◆ What you will do:
A - In the court case heading, which court did the appeal come from?
B - From the court case heading, copy word for word the part that opens with the words containing "Transport Operations (Road Use Management)" and closes with "ss 7(1), 21(1)(a)".

◆ Page excerpt:
DISTRICT COURT OF QUEENSLAND

CITATION:

McMasters v. Foley [2001] QDC 054

PARTIES:

GREGORY PAUL McMASTERS (Appellant)

And

TRACEY LEANN FOLEY (Respondent)

FILE NO/S:

D2/2001

DIVISION:

Chambers

PROCEEDING:

Appeal pursuant to s. 222 of the Justices Act 1886

ORIGINATING COURT:

Magistrates Court, Gympie

DELIVERED ON:

6 April 2001

DELIVERED AT:

Maroochydore

HEARING DATE:

22 March 2001

JUDGE:

Robertson DCJ

ORDER:

  1. (1)
    The appeal is dismissed;
  2. (2)
    The applicant will pay the costs of the respondent on the standard basis to be assessed or agreed.

CATCHWORDS:

STATUTES – Interpretation – Appeal under s. 222 Justices Act against decision of Magistrate – respondent convicted of unlicensed driving, but additional element of aggravation not made out – whether respondent “disqualified” from driving at time of offence

Cases cited

Smith v. Corrective Services Commission (NSW) (1980) 147 CLR 134

Statutes judicially considered

Transport Operations (Road Use Management) Act 1995, ss 78, 150(1)(c)

Transport Operations (Road Use Management – Driver Licensing) Regulation 1999, s 24

Statutory Instruments Act 1992, ss 7(1), 21(1)(a)

COUNSEL:

M. Nicolson (for the appellant)

N.M. Cooke, RFD QC (for the respondent)

SOLICITORS:

Director of Public Prosecutions (for the appellant)

Wakka Wakka Legal Aboriginal Corporation (for the respondent)

◆ Material:

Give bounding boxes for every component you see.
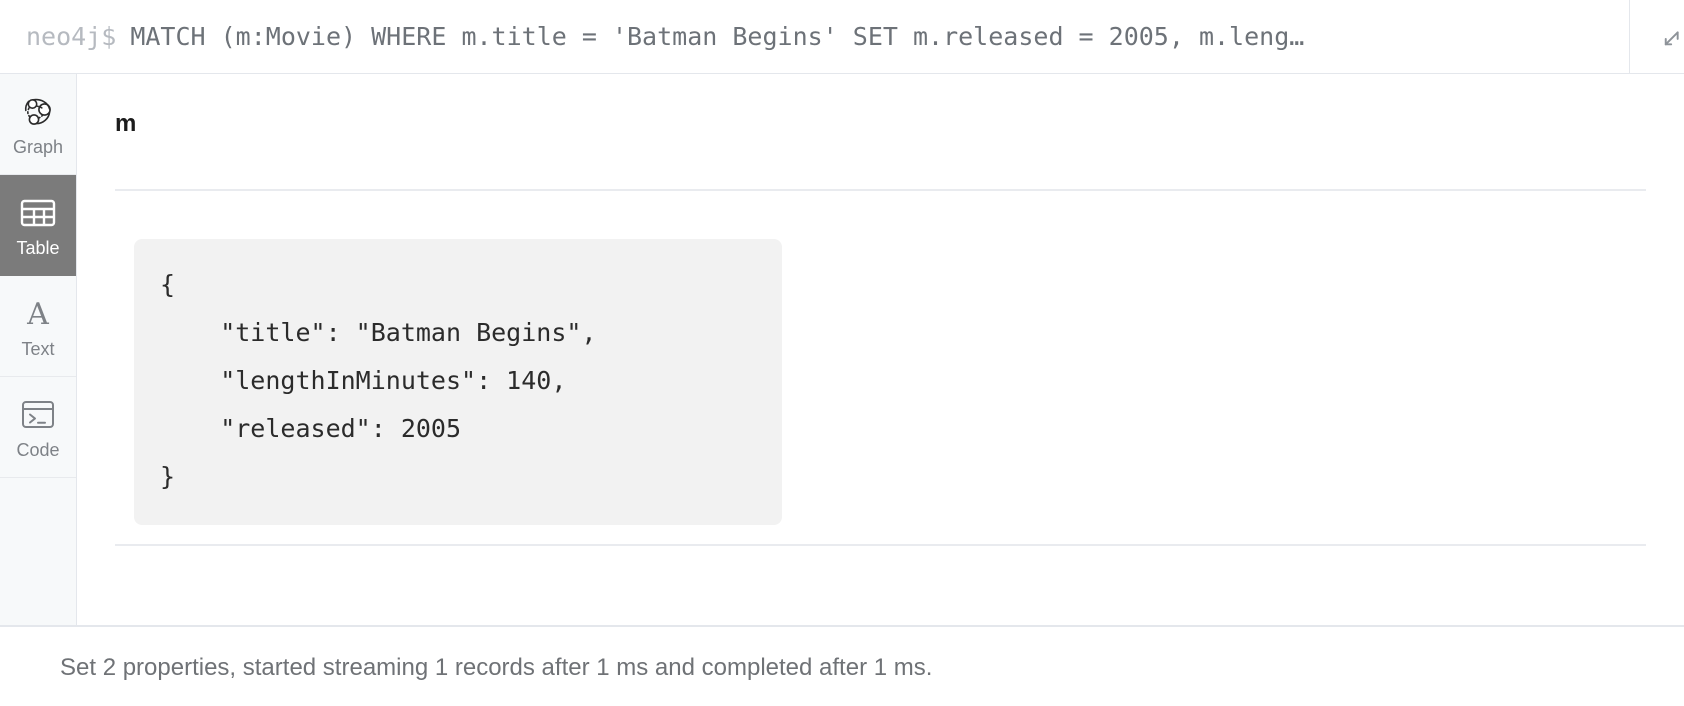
view-mode-sidebar: Graph Table A Text Code — [0, 74, 77, 625]
query-bar[interactable]: neo4j$ MATCH (m:Movie) WHERE m.title = '… — [0, 0, 1684, 74]
json-line: "lengthInMinutes": 140, — [160, 366, 567, 395]
sidebar-item-graph[interactable]: Graph — [0, 74, 76, 175]
result-table: m { "title": "Batman Begins", "lengthInM… — [77, 74, 1684, 625]
pin-arrow-icon[interactable] — [1642, 21, 1682, 53]
table-icon — [18, 193, 58, 233]
sidebar-item-label-graph: Graph — [12, 137, 64, 157]
query-text: MATCH (m:Movie) WHERE m.title = 'Batman … — [130, 22, 1305, 51]
sidebar-item-label-table: Table — [16, 238, 60, 258]
text-a-icon: A — [18, 294, 58, 334]
status-message: Set 2 properties, started streaming 1 re… — [60, 653, 933, 681]
sidebar-item-table[interactable]: Table — [0, 175, 76, 276]
json-line: } — [160, 462, 176, 491]
query-input[interactable]: neo4j$ MATCH (m:Movie) WHERE m.title = '… — [0, 0, 1629, 73]
neo4j-prompt-label: neo4j$ — [26, 22, 117, 51]
json-line: "released": 2005 — [160, 414, 462, 443]
sidebar-item-code[interactable]: Code — [0, 377, 76, 478]
status-bar: Set 2 properties, started streaming 1 re… — [0, 629, 1684, 706]
query-actions[interactable] — [1630, 0, 1684, 74]
sidebar-item-label-text: Text — [21, 339, 55, 359]
json-line: "title": "Batman Begins", — [160, 318, 597, 347]
sidebar-item-label-code: Code — [16, 440, 60, 460]
result-panel: Graph Table A Text Code m {"title": "Ba… — [0, 74, 1684, 627]
svg-text:A: A — [26, 297, 49, 331]
table-header-divider — [115, 189, 1646, 191]
json-line: { — [160, 270, 176, 299]
graph-icon — [18, 92, 58, 132]
code-terminal-icon — [18, 395, 58, 435]
sidebar-item-text[interactable]: A Text — [0, 276, 76, 377]
table-row-divider — [115, 544, 1646, 546]
json-result-card: { "title": "Batman Begins", "lengthInMin… — [134, 239, 782, 525]
table-column-header: m — [115, 110, 137, 137]
sidebar-filler — [0, 478, 76, 625]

◆ Full answers:
A - Magistrates Court, Gympie

B -
Transport Operations (Road Use Management) Act 1995, ss 78, 150(1)(c)

Transport Operations (Road Use Management – Driver Licensing) Regulation 1999, s 24

Statutory Instruments Act 1992, ss 7(1), 21(1)(a)